GOAL:
Write each line out exactly, leaving none out.

DATA LISTING:
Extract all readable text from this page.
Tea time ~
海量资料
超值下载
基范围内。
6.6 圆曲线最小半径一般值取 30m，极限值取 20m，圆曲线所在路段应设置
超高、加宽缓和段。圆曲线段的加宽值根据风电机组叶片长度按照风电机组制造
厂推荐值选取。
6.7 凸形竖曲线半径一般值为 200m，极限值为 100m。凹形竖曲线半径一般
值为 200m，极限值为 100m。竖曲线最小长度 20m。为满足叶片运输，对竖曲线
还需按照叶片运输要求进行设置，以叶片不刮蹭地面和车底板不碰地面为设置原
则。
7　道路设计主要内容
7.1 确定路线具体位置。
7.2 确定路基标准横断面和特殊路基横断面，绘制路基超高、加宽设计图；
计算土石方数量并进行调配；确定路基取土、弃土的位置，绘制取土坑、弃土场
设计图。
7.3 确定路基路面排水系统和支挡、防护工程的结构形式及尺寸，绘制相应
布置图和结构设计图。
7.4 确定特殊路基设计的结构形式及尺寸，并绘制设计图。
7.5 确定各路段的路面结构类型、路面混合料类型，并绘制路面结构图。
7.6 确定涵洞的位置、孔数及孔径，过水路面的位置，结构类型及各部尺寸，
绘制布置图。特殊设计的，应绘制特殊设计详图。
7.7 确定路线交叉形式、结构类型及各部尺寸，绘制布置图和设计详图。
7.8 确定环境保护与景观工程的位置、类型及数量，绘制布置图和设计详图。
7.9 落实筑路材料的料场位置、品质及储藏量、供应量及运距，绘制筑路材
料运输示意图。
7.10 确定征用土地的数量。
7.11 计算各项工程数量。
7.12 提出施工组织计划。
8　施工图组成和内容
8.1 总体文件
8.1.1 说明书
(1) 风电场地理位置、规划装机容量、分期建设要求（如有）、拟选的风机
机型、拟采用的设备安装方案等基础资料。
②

ANSWER FOR THE TASK:
Extract all readable text from this page.
Tea time ~
海量资料
超值下载
基范围内。
6.6 圆曲线最小半径一般值取 30m，极限值取 20m，圆曲线所在路段应设置
超高、加宽缓和段。圆曲线段的加宽值根据风电机组叶片长度按照风电机组制造
厂推荐值选取。
6.7 凸形竖曲线半径一般值为 200m，极限值为 100m。凹形竖曲线半径一般
值为 200m，极限值为 100m。竖曲线最小长度 20m。为满足叶片运输，对竖曲线
还需按照叶片运输要求进行设置，以叶片不刮蹭地面和车底板不碰地面为设置原
则。
7　道路设计主要内容
7.1 确定路线具体位置。
7.2 确定路基标准横断面和特殊路基横断面，绘制路基超高、加宽设计图；
计算土石方数量并进行调配；确定路基取土、弃土的位置，绘制取土坑、弃土场
设计图。
7.3 确定路基路面排水系统和支挡、防护工程的结构形式及尺寸，绘制相应
布置图和结构设计图。
7.4 确定特殊路基设计的结构形式及尺寸，并绘制设计图。
7.5 确定各路段的路面结构类型、路面混合料类型，并绘制路面结构图。
7.6 确定涵洞的位置、孔数及孔径，过水路面的位置，结构类型及各部尺寸，
绘制布置图。特殊设计的，应绘制特殊设计详图。
7.7 确定路线交叉形式、结构类型及各部尺寸，绘制布置图和设计详图。
7.8 确定环境保护与景观工程的位置、类型及数量，绘制布置图和设计详图。
7.9 落实筑路材料的料场位置、品质及储藏量、供应量及运距，绘制筑路材
料运输示意图。
7.10 确定征用土地的数量。
7.11 计算各项工程数量。
7.12 提出施工组织计划。
8　施工图组成和内容
8.1 总体文件
8.1.1 说明书
(1) 风电场地理位置、规划装机容量、分期建设要求（如有）、拟选的风机
机型、拟采用的设备安装方案等基础资料。
②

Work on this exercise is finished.